* **Challenge**
Gather each line in the entries that includes the string "text".

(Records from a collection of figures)
— begin —

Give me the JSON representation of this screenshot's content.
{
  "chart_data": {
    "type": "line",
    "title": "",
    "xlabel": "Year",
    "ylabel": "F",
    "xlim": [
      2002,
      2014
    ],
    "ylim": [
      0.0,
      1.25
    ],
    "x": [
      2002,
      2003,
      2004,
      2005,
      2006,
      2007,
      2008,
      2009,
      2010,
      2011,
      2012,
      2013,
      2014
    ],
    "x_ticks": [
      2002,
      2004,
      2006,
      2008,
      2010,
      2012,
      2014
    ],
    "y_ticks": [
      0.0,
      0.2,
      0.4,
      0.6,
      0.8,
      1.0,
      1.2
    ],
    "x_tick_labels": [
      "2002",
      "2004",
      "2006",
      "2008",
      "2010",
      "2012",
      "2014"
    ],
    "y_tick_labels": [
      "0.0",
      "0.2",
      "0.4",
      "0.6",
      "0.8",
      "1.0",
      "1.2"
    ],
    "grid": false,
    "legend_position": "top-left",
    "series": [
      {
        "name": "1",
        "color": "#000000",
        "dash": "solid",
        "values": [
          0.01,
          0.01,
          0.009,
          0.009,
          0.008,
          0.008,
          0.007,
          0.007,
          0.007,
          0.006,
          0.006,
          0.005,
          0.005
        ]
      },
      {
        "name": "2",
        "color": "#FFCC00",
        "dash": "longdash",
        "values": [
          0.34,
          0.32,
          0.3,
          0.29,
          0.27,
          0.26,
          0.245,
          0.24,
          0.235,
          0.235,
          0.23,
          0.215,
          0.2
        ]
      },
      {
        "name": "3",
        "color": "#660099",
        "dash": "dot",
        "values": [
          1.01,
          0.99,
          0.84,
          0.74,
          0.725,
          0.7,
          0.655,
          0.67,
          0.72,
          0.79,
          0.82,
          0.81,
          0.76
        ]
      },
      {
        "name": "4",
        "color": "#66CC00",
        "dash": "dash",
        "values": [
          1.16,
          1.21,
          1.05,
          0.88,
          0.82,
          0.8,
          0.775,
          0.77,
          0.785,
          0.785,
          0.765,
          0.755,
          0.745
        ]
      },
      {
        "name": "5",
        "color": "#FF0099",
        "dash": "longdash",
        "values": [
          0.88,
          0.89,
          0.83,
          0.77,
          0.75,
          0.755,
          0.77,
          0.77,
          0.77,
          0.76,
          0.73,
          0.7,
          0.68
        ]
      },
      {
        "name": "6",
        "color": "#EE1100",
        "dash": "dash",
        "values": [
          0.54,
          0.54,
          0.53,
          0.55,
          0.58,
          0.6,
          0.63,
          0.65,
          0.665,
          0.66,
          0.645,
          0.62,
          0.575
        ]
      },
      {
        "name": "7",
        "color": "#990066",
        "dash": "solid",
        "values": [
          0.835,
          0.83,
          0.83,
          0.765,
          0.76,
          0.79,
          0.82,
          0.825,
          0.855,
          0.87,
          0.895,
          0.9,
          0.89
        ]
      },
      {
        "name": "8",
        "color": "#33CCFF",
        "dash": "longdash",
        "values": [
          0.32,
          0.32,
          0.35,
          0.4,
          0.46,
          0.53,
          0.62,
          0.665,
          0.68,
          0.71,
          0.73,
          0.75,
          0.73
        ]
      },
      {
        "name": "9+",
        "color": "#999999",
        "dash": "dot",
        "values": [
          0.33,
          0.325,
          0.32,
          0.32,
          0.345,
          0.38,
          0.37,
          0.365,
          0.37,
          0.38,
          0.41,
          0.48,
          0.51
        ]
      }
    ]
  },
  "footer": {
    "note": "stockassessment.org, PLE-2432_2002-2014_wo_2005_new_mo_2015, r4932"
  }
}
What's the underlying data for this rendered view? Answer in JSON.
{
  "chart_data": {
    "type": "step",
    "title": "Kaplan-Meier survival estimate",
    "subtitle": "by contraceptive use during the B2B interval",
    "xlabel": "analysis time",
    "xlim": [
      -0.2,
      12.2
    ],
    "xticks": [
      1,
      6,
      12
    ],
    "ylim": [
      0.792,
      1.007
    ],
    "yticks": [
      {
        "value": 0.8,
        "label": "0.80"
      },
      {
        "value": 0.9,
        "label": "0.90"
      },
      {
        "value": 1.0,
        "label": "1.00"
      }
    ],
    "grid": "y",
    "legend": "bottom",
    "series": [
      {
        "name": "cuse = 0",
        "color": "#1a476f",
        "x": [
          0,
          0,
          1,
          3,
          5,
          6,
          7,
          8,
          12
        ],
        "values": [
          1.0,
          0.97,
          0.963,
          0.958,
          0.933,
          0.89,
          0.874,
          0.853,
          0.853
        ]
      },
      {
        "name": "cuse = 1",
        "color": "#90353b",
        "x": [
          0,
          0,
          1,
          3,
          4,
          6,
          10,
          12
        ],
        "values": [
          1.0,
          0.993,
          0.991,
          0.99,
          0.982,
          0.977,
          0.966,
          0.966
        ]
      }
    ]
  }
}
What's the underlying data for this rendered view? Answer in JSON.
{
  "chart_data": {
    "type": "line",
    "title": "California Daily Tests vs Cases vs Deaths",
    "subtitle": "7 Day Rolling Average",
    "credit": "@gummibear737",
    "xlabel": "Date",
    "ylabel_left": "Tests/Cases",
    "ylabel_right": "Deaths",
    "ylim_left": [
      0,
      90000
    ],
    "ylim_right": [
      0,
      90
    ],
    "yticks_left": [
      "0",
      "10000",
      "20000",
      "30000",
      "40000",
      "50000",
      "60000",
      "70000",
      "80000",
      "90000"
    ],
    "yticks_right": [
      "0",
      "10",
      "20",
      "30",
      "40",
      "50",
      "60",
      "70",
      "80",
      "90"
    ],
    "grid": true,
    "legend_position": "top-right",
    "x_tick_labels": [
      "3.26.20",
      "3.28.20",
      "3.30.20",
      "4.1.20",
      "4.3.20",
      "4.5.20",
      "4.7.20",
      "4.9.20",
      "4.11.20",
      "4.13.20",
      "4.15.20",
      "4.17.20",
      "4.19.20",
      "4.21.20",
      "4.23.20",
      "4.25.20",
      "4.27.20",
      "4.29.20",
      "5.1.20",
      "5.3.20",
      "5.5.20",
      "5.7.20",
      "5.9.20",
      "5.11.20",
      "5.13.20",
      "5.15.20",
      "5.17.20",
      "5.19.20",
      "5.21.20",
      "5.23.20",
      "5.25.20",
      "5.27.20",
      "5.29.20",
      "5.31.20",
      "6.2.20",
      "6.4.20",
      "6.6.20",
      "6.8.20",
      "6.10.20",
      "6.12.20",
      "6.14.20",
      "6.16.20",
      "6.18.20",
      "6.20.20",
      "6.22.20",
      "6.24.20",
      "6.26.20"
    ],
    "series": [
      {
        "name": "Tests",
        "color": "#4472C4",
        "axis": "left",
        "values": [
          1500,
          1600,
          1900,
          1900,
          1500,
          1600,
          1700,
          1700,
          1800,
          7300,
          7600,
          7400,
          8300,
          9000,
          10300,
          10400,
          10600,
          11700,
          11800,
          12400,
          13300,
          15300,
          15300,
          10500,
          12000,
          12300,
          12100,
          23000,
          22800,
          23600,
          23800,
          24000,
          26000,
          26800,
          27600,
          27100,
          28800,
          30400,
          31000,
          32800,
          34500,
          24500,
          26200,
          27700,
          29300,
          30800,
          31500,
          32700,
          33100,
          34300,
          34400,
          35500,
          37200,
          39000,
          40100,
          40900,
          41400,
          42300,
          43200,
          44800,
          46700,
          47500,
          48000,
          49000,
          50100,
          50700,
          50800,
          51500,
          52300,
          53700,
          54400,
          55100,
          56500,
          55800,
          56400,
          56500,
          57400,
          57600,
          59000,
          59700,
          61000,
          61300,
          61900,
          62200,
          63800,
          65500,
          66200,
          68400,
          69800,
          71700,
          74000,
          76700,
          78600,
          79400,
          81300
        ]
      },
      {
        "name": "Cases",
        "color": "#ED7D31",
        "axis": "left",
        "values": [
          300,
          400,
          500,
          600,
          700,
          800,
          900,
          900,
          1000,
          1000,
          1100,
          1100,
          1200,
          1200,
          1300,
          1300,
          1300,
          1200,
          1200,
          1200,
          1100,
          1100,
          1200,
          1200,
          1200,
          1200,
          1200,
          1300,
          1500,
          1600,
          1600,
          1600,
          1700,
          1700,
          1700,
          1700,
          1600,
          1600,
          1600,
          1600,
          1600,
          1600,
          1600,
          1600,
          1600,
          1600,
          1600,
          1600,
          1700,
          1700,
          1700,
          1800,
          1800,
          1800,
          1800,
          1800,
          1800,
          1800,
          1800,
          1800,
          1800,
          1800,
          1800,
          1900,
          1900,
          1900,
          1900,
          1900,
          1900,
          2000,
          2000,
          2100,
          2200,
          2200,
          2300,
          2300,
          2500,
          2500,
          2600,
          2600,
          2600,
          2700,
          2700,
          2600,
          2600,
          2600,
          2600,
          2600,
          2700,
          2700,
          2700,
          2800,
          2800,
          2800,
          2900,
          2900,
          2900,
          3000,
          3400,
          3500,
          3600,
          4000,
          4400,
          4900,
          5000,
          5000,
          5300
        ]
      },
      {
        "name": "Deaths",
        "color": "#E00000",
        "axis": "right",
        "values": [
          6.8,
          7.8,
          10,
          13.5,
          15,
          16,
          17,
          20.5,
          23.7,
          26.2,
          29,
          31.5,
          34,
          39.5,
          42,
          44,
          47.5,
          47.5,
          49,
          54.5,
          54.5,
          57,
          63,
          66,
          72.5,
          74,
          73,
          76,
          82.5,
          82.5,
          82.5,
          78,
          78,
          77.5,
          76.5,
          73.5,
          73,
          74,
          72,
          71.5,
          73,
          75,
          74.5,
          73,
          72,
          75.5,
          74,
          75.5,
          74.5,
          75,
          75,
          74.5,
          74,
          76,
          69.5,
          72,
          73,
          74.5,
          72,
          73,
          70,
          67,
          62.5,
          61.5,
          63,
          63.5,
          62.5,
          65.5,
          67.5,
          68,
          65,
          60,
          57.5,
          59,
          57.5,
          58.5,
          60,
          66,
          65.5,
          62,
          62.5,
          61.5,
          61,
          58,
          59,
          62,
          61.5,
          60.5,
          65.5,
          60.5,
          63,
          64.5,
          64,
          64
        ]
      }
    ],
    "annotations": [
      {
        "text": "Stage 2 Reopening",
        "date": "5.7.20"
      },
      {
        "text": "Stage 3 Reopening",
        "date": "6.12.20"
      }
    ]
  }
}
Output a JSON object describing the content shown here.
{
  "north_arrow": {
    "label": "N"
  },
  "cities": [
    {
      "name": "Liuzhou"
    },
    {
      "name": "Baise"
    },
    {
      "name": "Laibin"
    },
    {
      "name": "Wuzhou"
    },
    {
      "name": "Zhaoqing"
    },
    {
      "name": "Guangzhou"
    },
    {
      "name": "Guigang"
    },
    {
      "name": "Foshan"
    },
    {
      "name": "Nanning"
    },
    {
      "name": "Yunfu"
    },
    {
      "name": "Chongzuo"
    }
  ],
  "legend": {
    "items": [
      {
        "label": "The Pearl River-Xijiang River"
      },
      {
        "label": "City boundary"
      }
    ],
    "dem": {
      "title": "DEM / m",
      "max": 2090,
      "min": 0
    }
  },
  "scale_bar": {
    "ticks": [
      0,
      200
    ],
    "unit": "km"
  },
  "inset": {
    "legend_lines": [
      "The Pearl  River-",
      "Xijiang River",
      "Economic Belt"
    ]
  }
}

— end —

* **Answer to the problem**
        "text": "Stage 2 Reopening",
        "text": "Stage 3 Reopening",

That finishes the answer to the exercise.